**WHAT YOU NEED TO DO**
Copy each line below in which the string "whether" occurs.

**INFORMATION PROVIDED**
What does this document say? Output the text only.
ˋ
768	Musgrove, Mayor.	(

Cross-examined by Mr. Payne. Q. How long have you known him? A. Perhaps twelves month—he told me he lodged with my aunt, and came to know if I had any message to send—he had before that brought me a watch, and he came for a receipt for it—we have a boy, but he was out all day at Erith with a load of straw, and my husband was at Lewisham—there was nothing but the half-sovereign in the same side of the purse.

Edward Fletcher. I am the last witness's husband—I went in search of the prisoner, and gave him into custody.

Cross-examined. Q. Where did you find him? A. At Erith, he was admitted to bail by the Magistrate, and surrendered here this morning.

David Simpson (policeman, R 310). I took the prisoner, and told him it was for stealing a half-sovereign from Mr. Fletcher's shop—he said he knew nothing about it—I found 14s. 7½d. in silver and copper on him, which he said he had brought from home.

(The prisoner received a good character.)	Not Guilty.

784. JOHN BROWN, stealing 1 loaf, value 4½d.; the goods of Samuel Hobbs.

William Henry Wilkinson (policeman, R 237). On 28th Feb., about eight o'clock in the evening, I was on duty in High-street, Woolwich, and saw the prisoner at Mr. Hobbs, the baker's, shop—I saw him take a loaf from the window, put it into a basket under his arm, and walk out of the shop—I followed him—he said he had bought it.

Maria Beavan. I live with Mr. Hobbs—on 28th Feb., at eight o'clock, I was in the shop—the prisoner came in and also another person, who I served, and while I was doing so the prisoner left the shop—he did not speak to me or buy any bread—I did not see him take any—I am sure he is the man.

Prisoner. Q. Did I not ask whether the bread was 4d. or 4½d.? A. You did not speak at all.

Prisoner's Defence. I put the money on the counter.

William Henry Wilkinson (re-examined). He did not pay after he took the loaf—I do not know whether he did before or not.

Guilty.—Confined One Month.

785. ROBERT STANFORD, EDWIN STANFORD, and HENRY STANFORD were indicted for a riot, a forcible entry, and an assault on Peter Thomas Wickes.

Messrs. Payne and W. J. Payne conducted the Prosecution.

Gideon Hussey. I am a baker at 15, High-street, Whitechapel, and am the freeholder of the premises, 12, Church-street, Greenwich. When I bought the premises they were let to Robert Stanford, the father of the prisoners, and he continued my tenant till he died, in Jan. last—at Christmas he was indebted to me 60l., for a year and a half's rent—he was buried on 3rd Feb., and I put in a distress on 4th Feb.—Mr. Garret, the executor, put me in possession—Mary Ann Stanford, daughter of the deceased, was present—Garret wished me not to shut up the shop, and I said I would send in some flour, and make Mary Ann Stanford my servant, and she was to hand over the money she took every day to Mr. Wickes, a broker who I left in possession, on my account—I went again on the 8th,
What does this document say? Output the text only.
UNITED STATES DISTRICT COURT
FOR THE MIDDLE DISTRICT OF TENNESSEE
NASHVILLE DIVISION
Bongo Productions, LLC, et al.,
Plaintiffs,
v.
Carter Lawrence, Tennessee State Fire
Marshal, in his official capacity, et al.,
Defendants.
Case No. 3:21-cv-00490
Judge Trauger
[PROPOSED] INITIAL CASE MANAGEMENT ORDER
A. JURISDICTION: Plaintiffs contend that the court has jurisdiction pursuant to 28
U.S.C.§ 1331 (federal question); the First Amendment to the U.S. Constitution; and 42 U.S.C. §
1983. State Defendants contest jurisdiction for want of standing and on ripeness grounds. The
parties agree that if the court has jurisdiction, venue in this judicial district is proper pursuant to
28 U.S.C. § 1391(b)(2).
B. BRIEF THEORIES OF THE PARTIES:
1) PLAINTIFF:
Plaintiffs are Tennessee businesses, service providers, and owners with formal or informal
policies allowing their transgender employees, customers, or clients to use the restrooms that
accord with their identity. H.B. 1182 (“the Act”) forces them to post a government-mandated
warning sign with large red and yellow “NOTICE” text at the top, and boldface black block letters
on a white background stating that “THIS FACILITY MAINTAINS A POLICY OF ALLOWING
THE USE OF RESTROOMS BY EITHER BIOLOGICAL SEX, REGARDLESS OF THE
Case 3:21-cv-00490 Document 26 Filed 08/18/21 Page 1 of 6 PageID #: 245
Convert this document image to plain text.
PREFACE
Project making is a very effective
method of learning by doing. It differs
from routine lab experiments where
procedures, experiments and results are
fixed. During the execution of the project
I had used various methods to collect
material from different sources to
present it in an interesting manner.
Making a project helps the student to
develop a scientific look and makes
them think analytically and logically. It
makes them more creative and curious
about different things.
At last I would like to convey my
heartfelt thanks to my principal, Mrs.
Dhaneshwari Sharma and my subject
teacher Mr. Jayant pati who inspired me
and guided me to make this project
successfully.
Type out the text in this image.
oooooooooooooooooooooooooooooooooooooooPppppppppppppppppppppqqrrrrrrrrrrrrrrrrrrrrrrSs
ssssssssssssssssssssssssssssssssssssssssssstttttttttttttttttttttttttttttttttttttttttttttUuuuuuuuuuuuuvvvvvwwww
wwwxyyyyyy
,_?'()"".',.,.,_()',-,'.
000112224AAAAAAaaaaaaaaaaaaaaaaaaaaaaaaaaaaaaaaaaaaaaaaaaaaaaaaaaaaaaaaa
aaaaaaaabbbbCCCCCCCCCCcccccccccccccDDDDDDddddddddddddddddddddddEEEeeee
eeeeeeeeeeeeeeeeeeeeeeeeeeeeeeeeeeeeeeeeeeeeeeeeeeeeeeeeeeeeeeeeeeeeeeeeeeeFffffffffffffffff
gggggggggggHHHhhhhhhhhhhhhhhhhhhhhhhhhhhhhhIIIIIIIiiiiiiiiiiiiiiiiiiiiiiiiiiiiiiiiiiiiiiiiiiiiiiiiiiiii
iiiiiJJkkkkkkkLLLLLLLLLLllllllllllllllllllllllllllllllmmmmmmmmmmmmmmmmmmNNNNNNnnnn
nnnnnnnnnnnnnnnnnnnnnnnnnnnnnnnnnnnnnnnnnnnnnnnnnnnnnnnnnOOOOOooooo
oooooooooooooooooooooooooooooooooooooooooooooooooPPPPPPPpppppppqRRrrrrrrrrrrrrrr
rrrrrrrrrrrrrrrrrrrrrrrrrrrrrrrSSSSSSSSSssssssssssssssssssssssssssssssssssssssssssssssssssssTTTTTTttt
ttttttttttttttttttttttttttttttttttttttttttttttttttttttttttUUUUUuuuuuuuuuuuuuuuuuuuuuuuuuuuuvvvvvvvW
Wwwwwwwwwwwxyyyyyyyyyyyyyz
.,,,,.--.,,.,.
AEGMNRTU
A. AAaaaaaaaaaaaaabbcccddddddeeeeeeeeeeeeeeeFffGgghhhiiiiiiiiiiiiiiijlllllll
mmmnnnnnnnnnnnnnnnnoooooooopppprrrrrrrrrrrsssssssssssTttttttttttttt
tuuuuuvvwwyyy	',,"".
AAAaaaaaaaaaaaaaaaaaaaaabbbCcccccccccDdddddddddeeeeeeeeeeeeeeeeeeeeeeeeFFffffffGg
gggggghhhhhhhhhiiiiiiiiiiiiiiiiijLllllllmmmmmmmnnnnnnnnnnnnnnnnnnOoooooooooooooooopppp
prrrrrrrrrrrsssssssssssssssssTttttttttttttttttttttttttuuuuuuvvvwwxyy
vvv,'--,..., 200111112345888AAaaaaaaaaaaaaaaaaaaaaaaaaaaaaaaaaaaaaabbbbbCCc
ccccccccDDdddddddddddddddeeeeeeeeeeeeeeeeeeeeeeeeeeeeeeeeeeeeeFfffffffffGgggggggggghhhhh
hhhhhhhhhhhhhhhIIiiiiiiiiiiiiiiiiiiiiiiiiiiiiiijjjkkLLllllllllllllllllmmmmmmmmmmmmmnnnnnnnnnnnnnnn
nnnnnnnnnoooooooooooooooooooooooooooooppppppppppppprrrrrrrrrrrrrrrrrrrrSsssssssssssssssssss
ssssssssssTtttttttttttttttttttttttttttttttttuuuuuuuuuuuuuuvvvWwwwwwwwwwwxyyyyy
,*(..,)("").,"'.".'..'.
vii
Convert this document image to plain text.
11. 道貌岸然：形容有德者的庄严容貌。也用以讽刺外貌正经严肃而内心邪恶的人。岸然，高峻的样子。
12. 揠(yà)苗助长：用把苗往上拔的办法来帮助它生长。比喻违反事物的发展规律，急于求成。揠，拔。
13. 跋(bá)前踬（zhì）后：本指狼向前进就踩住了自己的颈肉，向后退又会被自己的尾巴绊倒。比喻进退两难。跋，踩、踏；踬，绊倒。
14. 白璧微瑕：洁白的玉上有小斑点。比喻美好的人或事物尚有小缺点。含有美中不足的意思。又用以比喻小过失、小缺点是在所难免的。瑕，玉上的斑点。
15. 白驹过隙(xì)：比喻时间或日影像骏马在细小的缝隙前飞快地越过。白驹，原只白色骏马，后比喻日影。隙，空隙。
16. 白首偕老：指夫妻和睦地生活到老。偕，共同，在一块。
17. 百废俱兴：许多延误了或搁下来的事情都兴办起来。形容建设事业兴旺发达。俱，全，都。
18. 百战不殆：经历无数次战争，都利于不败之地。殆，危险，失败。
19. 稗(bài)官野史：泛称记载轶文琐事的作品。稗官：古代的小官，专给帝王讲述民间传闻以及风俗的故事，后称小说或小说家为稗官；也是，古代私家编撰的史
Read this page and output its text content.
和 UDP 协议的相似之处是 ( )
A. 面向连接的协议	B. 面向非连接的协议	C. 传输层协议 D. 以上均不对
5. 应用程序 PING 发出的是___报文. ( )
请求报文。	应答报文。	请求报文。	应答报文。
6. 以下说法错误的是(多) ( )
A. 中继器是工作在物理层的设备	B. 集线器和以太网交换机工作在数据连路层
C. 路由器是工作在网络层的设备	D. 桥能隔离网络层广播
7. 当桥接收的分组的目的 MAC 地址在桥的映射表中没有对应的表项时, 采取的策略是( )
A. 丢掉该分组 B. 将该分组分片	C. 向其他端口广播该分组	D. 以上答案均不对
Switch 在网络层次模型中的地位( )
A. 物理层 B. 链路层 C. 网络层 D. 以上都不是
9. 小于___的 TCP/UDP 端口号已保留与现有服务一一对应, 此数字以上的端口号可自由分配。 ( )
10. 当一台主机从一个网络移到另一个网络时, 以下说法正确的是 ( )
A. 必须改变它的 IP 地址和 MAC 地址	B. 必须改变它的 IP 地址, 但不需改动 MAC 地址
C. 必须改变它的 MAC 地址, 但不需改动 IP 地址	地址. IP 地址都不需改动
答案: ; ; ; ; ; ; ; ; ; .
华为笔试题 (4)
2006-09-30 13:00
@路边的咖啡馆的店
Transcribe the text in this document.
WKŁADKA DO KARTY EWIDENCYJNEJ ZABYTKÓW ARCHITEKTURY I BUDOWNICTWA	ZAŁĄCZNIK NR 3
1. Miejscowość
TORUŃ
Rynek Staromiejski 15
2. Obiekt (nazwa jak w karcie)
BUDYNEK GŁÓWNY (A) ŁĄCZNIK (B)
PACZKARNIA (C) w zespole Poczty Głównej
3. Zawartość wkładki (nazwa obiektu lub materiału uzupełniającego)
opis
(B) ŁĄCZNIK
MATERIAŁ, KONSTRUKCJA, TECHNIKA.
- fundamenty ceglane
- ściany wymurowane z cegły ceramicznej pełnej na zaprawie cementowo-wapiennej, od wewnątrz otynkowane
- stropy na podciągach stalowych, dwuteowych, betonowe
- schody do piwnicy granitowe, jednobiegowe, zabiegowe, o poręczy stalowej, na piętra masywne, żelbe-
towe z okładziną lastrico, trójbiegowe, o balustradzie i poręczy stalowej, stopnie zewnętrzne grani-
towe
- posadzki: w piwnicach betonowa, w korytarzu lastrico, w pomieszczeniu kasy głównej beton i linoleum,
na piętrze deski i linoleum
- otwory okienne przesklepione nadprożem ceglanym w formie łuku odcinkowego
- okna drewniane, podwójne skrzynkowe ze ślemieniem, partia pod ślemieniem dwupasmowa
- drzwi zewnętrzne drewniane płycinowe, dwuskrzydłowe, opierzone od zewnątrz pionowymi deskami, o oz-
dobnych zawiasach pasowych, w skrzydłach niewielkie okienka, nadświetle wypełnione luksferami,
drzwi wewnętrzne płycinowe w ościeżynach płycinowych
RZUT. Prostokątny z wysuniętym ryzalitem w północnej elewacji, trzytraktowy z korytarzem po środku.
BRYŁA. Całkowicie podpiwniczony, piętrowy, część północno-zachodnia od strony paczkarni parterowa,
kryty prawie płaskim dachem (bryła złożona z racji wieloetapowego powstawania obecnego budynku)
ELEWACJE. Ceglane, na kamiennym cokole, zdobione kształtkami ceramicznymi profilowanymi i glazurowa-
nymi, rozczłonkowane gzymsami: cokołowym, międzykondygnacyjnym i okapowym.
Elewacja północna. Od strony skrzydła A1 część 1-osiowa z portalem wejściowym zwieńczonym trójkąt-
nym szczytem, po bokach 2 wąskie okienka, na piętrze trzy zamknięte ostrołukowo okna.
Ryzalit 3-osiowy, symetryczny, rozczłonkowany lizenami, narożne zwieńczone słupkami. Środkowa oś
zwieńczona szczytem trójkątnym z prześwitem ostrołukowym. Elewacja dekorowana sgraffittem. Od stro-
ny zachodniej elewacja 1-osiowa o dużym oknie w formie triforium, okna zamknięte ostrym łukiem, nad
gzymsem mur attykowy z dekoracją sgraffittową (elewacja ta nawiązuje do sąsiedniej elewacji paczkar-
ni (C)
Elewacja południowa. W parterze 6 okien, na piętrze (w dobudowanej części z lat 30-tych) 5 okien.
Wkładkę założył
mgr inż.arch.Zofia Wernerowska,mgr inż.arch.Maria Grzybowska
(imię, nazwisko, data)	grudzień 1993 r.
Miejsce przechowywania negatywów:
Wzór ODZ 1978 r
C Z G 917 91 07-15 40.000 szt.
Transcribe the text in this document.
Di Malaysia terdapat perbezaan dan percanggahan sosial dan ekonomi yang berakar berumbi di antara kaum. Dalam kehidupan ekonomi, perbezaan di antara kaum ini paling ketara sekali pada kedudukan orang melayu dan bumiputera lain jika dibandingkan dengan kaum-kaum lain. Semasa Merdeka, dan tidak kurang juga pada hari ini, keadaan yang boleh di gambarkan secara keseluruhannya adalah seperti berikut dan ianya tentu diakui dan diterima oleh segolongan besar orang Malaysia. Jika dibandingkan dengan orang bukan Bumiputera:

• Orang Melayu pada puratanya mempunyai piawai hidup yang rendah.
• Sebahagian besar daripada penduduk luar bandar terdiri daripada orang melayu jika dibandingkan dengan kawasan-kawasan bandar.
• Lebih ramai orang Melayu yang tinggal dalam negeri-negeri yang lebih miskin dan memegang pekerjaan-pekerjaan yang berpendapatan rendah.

**COMPLETE RESPONSE**
Prisoner. Q. Did I not ask whether the bread was 4d. or 4½d.? A. You did not speak at all.
William Henry Wilkinson (re-examined). He did not pay after he took the loaf—I do not know whether he did before or not.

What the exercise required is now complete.